TASK TO CARRY OUT
Quote every line below exactly and skip any picture.

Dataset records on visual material
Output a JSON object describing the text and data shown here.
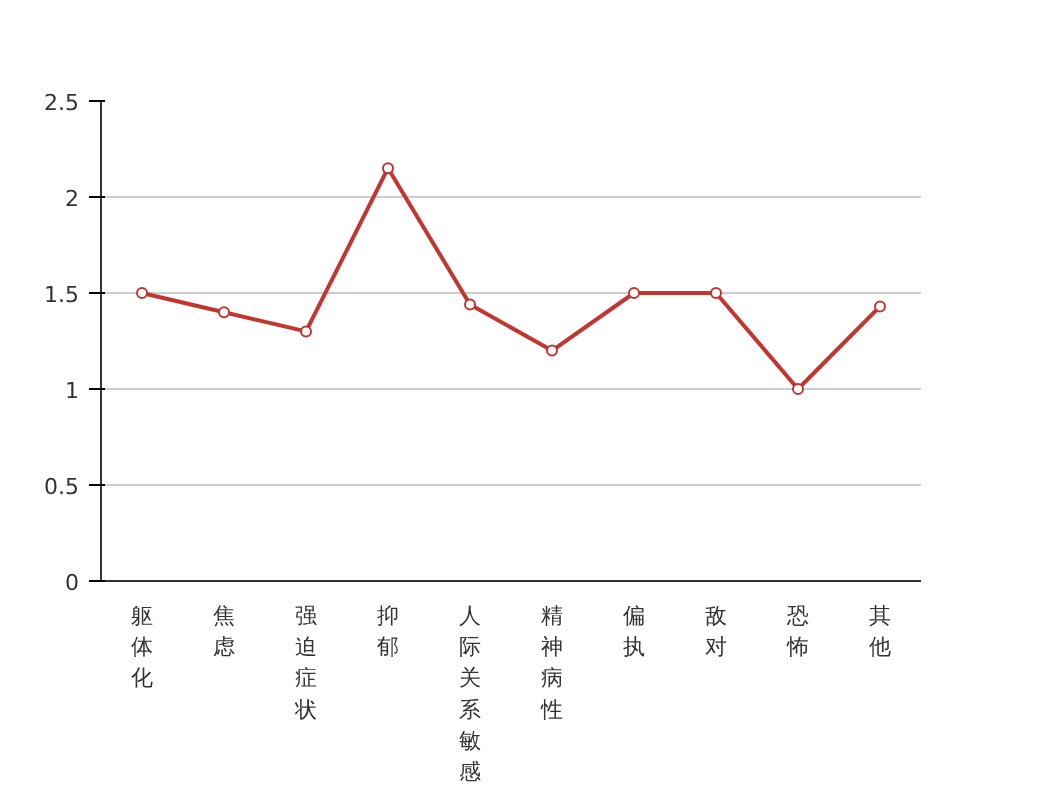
{
  "chart_data": {
    "type": "line",
    "categories": [
      "躯体化",
      "焦虑",
      "强迫症状",
      "抑郁",
      "人际关系敏感",
      "精神病性",
      "偏执",
      "敌对",
      "恐怖",
      "其他"
    ],
    "series": [
      {
        "color": "#c23531",
        "values": [
          1.5,
          1.4,
          1.3,
          2.15,
          1.44,
          1.2,
          1.5,
          1.5,
          1.0,
          1.43
        ]
      }
    ],
    "ylim": [
      0,
      2.5
    ],
    "yticks": [
      0,
      0.5,
      1,
      1.5,
      2,
      2.5
    ],
    "grid": "y",
    "marker": "circle",
    "line_style": "solid"
  }
}
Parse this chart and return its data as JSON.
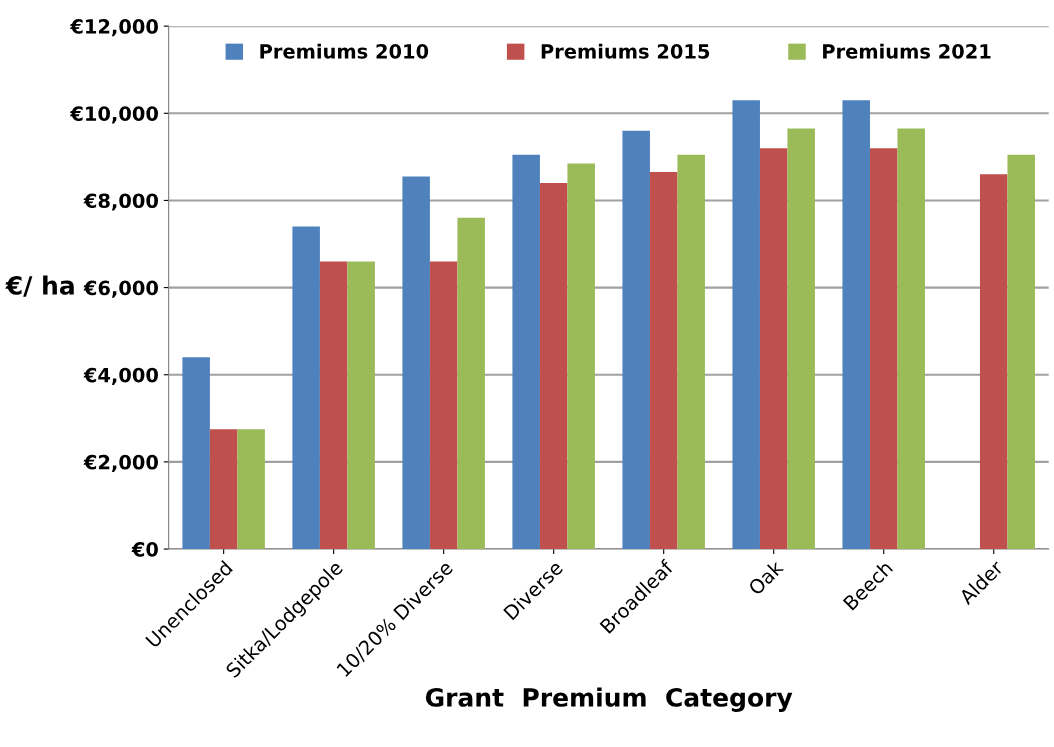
{
  "chart_data": {
    "type": "bar",
    "xlabel": "Grant  Premium  Category",
    "ylabel": "€/ ha",
    "categories": [
      "Unenclosed",
      "Sitka/Lodgepole",
      "10/20% Diverse",
      "Diverse",
      "Broadleaf",
      "Oak",
      "Beech",
      "Alder"
    ],
    "series": [
      {
        "name": "Premiums 2010",
        "color": "#4f81bd",
        "values": [
          4400,
          7400,
          8550,
          9050,
          9600,
          10300,
          10300,
          null
        ]
      },
      {
        "name": "Premiums 2015",
        "color": "#c0504d",
        "values": [
          2750,
          6600,
          6600,
          8400,
          8650,
          9200,
          9200,
          8600
        ]
      },
      {
        "name": "Premiums 2021",
        "color": "#9bbb59",
        "values": [
          2750,
          6600,
          7600,
          8850,
          9050,
          9650,
          9650,
          9050
        ]
      }
    ],
    "ylim": [
      0,
      12000
    ],
    "yticks": [
      {
        "value": 0,
        "label": "€0"
      },
      {
        "value": 2000,
        "label": "€2,000"
      },
      {
        "value": 4000,
        "label": "€4,000"
      },
      {
        "value": 6000,
        "label": "€6,000"
      },
      {
        "value": 8000,
        "label": "€8,000"
      },
      {
        "value": 10000,
        "label": "€10,000"
      },
      {
        "value": 12000,
        "label": "€12,000"
      }
    ],
    "grid": "y",
    "legend": "top"
  }
}
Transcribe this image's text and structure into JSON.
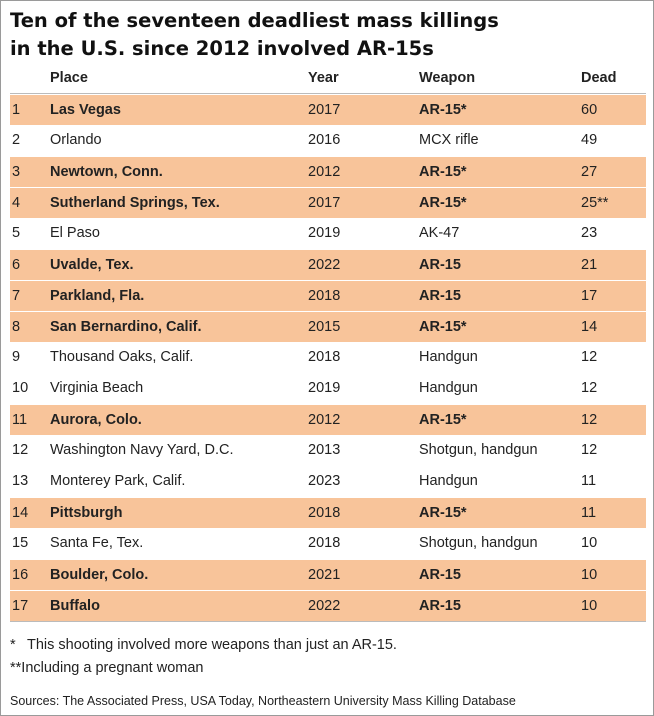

OUTPUT BELOW
Output a JSON object describing the text and data shown here.
{
  "chart_data": {
    "type": "line",
    "categories": [
      "躯体化",
      "焦虑",
      "强迫症状",
      "抑郁",
      "人际关系敏感",
      "精神病性",
      "偏执",
      "敌对",
      "恐怖",
      "其他"
    ],
    "series": [
      {
        "color": "#c23531",
        "values": [
          1.5,
          1.4,
          1.3,
          2.15,
          1.44,
          1.2,
          1.5,
          1.5,
          1.0,
          1.43
        ]
      }
    ],
    "ylim": [
      0,
      2.5
    ],
    "yticks": [
      0,
      0.5,
      1,
      1.5,
      2,
      2.5
    ],
    "grid": "y",
    "marker": "circle",
    "line_style": "solid"
  }
}
Parse this chart and return its data as JSON.
{
  "chart_data": {
    "type": "bar",
    "xlabel": "Grant  Premium  Category",
    "ylabel": "€/ ha",
    "categories": [
      "Unenclosed",
      "Sitka/Lodgepole",
      "10/20% Diverse",
      "Diverse",
      "Broadleaf",
      "Oak",
      "Beech",
      "Alder"
    ],
    "series": [
      {
        "name": "Premiums 2010",
        "color": "#4f81bd",
        "values": [
          4400,
          7400,
          8550,
          9050,
          9600,
          10300,
          10300,
          null
        ]
      },
      {
        "name": "Premiums 2015",
        "color": "#c0504d",
        "values": [
          2750,
          6600,
          6600,
          8400,
          8650,
          9200,
          9200,
          8600
        ]
      },
      {
        "name": "Premiums 2021",
        "color": "#9bbb59",
        "values": [
          2750,
          6600,
          7600,
          8850,
          9050,
          9650,
          9650,
          9050
        ]
      }
    ],
    "ylim": [
      0,
      12000
    ],
    "yticks": [
      {
        "value": 0,
        "label": "€0"
      },
      {
        "value": 2000,
        "label": "€2,000"
      },
      {
        "value": 4000,
        "label": "€4,000"
      },
      {
        "value": 6000,
        "label": "€6,000"
      },
      {
        "value": 8000,
        "label": "€8,000"
      },
      {
        "value": 10000,
        "label": "€10,000"
      },
      {
        "value": 12000,
        "label": "€12,000"
      }
    ],
    "grid": "y",
    "legend": "top"
  }
}
Transcribe this image's text and structure into JSON.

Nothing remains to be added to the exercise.